*Directions for this task*: Exactly reproduce the lines that follow.

-- Start Supplied entries --

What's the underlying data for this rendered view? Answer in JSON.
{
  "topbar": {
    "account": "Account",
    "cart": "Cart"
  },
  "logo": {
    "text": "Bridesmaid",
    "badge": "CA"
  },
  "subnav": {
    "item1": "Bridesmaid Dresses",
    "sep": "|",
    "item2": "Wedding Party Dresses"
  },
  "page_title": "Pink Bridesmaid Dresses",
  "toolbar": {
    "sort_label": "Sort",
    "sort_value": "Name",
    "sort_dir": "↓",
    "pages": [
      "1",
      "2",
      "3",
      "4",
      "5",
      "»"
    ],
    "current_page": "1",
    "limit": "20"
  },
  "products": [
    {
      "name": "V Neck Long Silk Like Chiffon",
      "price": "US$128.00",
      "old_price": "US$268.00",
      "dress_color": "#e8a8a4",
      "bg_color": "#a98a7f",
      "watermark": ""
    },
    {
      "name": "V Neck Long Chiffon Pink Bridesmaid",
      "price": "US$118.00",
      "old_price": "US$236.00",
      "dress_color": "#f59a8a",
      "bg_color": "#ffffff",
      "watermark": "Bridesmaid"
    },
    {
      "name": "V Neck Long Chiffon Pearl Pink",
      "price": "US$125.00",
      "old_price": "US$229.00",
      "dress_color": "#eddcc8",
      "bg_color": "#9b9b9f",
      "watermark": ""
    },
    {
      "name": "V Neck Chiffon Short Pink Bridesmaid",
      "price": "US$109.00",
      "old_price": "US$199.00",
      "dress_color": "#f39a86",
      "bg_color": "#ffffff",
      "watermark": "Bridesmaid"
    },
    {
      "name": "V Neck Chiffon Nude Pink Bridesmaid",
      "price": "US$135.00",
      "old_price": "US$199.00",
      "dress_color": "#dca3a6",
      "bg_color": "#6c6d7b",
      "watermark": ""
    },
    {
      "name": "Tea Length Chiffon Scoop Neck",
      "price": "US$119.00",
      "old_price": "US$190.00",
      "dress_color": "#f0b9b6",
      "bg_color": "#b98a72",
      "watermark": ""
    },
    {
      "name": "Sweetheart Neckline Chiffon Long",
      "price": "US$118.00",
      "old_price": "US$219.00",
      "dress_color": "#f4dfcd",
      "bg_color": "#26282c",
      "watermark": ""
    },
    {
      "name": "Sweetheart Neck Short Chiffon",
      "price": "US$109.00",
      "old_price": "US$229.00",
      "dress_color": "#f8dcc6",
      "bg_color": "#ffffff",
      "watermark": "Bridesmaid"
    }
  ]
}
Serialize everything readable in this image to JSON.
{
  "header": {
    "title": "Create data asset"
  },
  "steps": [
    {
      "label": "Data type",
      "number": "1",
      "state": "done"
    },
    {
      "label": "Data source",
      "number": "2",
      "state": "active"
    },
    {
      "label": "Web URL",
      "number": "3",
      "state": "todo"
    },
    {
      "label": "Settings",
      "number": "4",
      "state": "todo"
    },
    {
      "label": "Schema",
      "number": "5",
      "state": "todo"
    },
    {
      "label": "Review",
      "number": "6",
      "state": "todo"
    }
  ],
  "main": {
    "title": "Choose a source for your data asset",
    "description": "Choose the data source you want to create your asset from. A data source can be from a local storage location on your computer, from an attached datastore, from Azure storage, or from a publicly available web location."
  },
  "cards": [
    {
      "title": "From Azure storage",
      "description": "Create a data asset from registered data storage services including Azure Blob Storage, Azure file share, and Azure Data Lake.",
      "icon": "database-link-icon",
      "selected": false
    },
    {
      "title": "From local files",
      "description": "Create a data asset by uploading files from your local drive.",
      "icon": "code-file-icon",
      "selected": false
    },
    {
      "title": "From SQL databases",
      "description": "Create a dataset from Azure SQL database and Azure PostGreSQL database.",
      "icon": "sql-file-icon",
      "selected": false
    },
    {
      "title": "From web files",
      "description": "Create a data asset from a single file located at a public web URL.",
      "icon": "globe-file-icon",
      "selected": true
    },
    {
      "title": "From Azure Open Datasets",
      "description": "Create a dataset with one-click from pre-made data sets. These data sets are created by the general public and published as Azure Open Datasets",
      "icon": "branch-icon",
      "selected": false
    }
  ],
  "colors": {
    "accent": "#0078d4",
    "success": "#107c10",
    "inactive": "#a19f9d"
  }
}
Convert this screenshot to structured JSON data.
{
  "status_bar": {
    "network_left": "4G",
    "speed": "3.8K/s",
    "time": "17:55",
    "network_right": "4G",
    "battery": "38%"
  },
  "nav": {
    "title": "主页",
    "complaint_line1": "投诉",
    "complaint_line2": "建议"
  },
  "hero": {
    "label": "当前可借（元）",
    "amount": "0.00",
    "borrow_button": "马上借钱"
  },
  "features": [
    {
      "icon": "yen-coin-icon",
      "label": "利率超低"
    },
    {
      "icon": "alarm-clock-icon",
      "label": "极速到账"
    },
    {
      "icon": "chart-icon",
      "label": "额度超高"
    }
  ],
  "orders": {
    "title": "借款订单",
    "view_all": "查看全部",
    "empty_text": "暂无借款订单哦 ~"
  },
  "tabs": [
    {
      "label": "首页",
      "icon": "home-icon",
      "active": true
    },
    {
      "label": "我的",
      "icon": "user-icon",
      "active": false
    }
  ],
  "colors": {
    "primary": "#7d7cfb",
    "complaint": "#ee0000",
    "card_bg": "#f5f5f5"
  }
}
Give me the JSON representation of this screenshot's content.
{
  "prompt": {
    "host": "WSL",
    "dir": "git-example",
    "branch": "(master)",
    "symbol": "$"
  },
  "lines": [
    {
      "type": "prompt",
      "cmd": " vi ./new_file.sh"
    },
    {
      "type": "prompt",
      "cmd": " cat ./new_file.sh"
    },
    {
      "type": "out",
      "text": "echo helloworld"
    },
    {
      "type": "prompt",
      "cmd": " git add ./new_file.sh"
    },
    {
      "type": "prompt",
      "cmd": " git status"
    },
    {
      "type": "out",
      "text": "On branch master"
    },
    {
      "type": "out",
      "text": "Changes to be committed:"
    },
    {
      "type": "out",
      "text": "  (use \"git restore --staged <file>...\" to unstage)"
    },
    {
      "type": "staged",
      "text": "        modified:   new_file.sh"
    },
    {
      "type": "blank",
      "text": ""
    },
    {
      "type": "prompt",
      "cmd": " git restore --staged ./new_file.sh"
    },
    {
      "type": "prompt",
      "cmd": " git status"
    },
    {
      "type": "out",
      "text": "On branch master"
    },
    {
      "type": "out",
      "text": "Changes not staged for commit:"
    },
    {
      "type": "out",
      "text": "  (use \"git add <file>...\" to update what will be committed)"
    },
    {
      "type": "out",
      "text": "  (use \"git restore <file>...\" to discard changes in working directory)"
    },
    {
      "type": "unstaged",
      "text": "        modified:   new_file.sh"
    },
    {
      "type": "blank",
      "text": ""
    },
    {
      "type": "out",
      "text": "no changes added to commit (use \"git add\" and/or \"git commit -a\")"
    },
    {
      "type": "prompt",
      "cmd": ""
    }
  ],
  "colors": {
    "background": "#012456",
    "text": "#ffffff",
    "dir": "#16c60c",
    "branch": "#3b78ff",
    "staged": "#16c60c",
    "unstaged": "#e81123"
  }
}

-- End Supplied entries --

*Reply*:
What's the underlying data for this rendered view? Answer in JSON.
{
  "topbar": {
    "account": "Account",
    "cart": "Cart"
  },
  "logo": {
    "text": "Bridesmaid",
    "badge": "CA"
  },
  "subnav": {
    "item1": "Bridesmaid Dresses",
    "sep": "|",
    "item2": "Wedding Party Dresses"
  },
  "page_title": "Pink Bridesmaid Dresses",
  "toolbar": {
    "sort_label": "Sort",
    "sort_value": "Name",
    "sort_dir": "↓",
    "pages": [
      "1",
      "2",
      "3",
      "4",
      "5",
      "»"
    ],
    "current_page": "1",
    "limit": "20"
  },
  "products": [
    {
      "name": "V Neck Long Silk Like Chiffon",
      "price": "US$128.00",
      "old_price": "US$268.00",
      "dress_color": "#e8a8a4",
      "bg_color": "#a98a7f",
      "watermark": ""
    },
    {
      "name": "V Neck Long Chiffon Pink Bridesmaid",
      "price": "US$118.00",
      "old_price": "US$236.00",
      "dress_color": "#f59a8a",
      "bg_color": "#ffffff",
      "watermark": "Bridesmaid"
    },
    {
      "name": "V Neck Long Chiffon Pearl Pink",
      "price": "US$125.00",
      "old_price": "US$229.00",
      "dress_color": "#eddcc8",
      "bg_color": "#9b9b9f",
      "watermark": ""
    },
    {
      "name": "V Neck Chiffon Short Pink Bridesmaid",
      "price": "US$109.00",
      "old_price": "US$199.00",
      "dress_color": "#f39a86",
      "bg_color": "#ffffff",
      "watermark": "Bridesmaid"
    },
    {
      "name": "V Neck Chiffon Nude Pink Bridesmaid",
      "price": "US$135.00",
      "old_price": "US$199.00",
      "dress_color": "#dca3a6",
      "bg_color": "#6c6d7b",
      "watermark": ""
    },
    {
      "name": "Tea Length Chiffon Scoop Neck",
      "price": "US$119.00",
      "old_price": "US$190.00",
      "dress_color": "#f0b9b6",
      "bg_color": "#b98a72",
      "watermark": ""
    },
    {
      "name": "Sweetheart Neckline Chiffon Long",
      "price": "US$118.00",
      "old_price": "US$219.00",
      "dress_color": "#f4dfcd",
      "bg_color": "#26282c",
      "watermark": ""
    },
    {
      "name": "Sweetheart Neck Short Chiffon",
      "price": "US$109.00",
      "old_price": "US$229.00",
      "dress_color": "#f8dcc6",
      "bg_color": "#ffffff",
      "watermark": "Bridesmaid"
    }
  ]
}
Serialize everything readable in this image to JSON.
{
  "header": {
    "title": "Create data asset"
  },
  "steps": [
    {
      "label": "Data type",
      "number": "1",
      "state": "done"
    },
    {
      "label": "Data source",
      "number": "2",
      "state": "active"
    },
    {
      "label": "Web URL",
      "number": "3",
      "state": "todo"
    },
    {
      "label": "Settings",
      "number": "4",
      "state": "todo"
    },
    {
      "label": "Schema",
      "number": "5",
      "state": "todo"
    },
    {
      "label": "Review",
      "number": "6",
      "state": "todo"
    }
  ],
  "main": {
    "title": "Choose a source for your data asset",
    "description": "Choose the data source you want to create your asset from. A data source can be from a local storage location on your computer, from an attached datastore, from Azure storage, or from a publicly available web location."
  },
  "cards": [
    {
      "title": "From Azure storage",
      "description": "Create a data asset from registered data storage services including Azure Blob Storage, Azure file share, and Azure Data Lake.",
      "icon": "database-link-icon",
      "selected": false
    },
    {
      "title": "From local files",
      "description": "Create a data asset by uploading files from your local drive.",
      "icon": "code-file-icon",
      "selected": false
    },
    {
      "title": "From SQL databases",
      "description": "Create a dataset from Azure SQL database and Azure PostGreSQL database.",
      "icon": "sql-file-icon",
      "selected": false
    },
    {
      "title": "From web files",
      "description": "Create a data asset from a single file located at a public web URL.",
      "icon": "globe-file-icon",
      "selected": true
    },
    {
      "title": "From Azure Open Datasets",
      "description": "Create a dataset with one-click from pre-made data sets. These data sets are created by the general public and published as Azure Open Datasets",
      "icon": "branch-icon",
      "selected": false
    }
  ],
  "colors": {
    "accent": "#0078d4",
    "success": "#107c10",
    "inactive": "#a19f9d"
  }
}
Convert this screenshot to structured JSON data.
{
  "status_bar": {
    "network_left": "4G",
    "speed": "3.8K/s",
    "time": "17:55",
    "network_right": "4G",
    "battery": "38%"
  },
  "nav": {
    "title": "主页",
    "complaint_line1": "投诉",
    "complaint_line2": "建议"
  },
  "hero": {
    "label": "当前可借（元）",
    "amount": "0.00",
    "borrow_button": "马上借钱"
  },
  "features": [
    {
      "icon": "yen-coin-icon",
      "label": "利率超低"
    },
    {
      "icon": "alarm-clock-icon",
      "label": "极速到账"
    },
    {
      "icon": "chart-icon",
      "label": "额度超高"
    }
  ],
  "orders": {
    "title": "借款订单",
    "view_all": "查看全部",
    "empty_text": "暂无借款订单哦 ~"
  },
  "tabs": [
    {
      "label": "首页",
      "icon": "home-icon",
      "active": true
    },
    {
      "label": "我的",
      "icon": "user-icon",
      "active": false
    }
  ],
  "colors": {
    "primary": "#7d7cfb",
    "complaint": "#ee0000",
    "card_bg": "#f5f5f5"
  }
}
Give me the JSON representation of this screenshot's content.
{
  "prompt": {
    "host": "WSL",
    "dir": "git-example",
    "branch": "(master)",
    "symbol": "$"
  },
  "lines": [
    {
      "type": "prompt",
      "cmd": " vi ./new_file.sh"
    },
    {
      "type": "prompt",
      "cmd": " cat ./new_file.sh"
    },
    {
      "type": "out",
      "text": "echo helloworld"
    },
    {
      "type": "prompt",
      "cmd": " git add ./new_file.sh"
    },
    {
      "type": "prompt",
      "cmd": " git status"
    },
    {
      "type": "out",
      "text": "On branch master"
    },
    {
      "type": "out",
      "text": "Changes to be committed:"
    },
    {
      "type": "out",
      "text": "  (use \"git restore --staged <file>...\" to unstage)"
    },
    {
      "type": "staged",
      "text": "        modified:   new_file.sh"
    },
    {
      "type": "blank",
      "text": ""
    },
    {
      "type": "prompt",
      "cmd": " git restore --staged ./new_file.sh"
    },
    {
      "type": "prompt",
      "cmd": " git status"
    },
    {
      "type": "out",
      "text": "On branch master"
    },
    {
      "type": "out",
      "text": "Changes not staged for commit:"
    },
    {
      "type": "out",
      "text": "  (use \"git add <file>...\" to update what will be committed)"
    },
    {
      "type": "out",
      "text": "  (use \"git restore <file>...\" to discard changes in working directory)"
    },
    {
      "type": "unstaged",
      "text": "        modified:   new_file.sh"
    },
    {
      "type": "blank",
      "text": ""
    },
    {
      "type": "out",
      "text": "no changes added to commit (use \"git add\" and/or \"git commit -a\")"
    },
    {
      "type": "prompt",
      "cmd": ""
    }
  ],
  "colors": {
    "background": "#012456",
    "text": "#ffffff",
    "dir": "#16c60c",
    "branch": "#3b78ff",
    "staged": "#16c60c",
    "unstaged": "#e81123"
  }
}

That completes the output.